:: EXERCISE MATERIAL ::

━━━━━━━━

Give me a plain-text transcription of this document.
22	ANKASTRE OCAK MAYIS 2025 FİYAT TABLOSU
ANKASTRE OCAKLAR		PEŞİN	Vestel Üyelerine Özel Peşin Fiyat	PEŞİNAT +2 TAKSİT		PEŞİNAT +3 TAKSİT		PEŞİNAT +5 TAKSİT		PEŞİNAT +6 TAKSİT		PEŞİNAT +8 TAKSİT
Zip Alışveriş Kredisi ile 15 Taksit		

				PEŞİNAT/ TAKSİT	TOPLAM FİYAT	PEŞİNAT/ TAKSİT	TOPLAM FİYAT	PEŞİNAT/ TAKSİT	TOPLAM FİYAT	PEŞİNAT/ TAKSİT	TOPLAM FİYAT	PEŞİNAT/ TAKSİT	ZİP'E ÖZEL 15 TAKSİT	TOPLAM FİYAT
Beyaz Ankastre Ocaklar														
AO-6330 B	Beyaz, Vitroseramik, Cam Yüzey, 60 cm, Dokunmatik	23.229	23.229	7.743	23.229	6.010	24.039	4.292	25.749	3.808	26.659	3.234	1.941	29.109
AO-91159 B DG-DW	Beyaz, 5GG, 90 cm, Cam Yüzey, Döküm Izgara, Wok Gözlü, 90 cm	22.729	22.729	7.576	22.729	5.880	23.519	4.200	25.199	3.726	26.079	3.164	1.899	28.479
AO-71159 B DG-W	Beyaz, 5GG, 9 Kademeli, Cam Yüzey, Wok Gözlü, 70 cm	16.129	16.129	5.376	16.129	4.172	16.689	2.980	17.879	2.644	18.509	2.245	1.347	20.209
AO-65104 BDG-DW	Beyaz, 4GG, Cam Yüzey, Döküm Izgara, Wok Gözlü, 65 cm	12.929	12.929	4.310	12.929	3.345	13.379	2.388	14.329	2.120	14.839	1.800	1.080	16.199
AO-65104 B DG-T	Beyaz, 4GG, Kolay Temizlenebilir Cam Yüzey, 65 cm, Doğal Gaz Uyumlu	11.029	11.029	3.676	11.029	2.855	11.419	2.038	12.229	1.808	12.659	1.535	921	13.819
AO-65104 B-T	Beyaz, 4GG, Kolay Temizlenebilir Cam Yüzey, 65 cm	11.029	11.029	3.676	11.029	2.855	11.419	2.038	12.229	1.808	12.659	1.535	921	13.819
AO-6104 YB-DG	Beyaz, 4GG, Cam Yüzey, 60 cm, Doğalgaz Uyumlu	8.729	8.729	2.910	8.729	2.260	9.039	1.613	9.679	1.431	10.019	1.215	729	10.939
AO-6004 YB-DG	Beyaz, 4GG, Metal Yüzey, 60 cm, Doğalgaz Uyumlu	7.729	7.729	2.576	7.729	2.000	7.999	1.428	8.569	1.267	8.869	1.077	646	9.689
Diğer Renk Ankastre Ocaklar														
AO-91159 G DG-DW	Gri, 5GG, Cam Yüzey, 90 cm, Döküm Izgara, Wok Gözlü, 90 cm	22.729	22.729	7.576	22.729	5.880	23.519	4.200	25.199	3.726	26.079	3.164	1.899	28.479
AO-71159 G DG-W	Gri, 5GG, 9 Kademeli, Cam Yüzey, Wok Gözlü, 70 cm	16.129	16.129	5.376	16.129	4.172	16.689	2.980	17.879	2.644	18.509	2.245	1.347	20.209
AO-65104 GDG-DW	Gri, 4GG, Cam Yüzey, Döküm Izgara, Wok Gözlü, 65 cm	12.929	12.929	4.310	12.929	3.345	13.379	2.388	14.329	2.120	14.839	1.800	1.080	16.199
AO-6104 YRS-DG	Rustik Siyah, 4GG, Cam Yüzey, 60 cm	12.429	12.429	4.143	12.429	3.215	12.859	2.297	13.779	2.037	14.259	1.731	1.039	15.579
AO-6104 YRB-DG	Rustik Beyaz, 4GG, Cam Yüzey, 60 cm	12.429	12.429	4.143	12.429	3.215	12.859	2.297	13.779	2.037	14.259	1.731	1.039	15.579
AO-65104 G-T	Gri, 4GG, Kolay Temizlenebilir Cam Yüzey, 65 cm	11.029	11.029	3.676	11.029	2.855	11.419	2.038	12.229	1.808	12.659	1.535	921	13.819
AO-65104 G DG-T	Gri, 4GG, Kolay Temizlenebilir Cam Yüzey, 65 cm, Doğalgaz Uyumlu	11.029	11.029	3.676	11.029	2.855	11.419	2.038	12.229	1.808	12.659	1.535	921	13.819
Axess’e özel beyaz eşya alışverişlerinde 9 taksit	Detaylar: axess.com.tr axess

━━━━━━━━

Select the lines that carry the string "TAKSİT" and copy them.

:: THE SOLUTION ::
ANKASTRE OCAKLAR		PEŞİN	Vestel Üyelerine Özel Peşin Fiyat	PEŞİNAT +2 TAKSİT		PEŞİNAT +3 TAKSİT		PEŞİNAT +5 TAKSİT		PEŞİNAT +6 TAKSİT		PEŞİNAT +8 TAKSİT
				PEŞİNAT/ TAKSİT	TOPLAM FİYAT	PEŞİNAT/ TAKSİT	TOPLAM FİYAT	PEŞİNAT/ TAKSİT	TOPLAM FİYAT	PEŞİNAT/ TAKSİT	TOPLAM FİYAT	PEŞİNAT/ TAKSİT	ZİP'E ÖZEL 15 TAKSİT	TOPLAM FİYAT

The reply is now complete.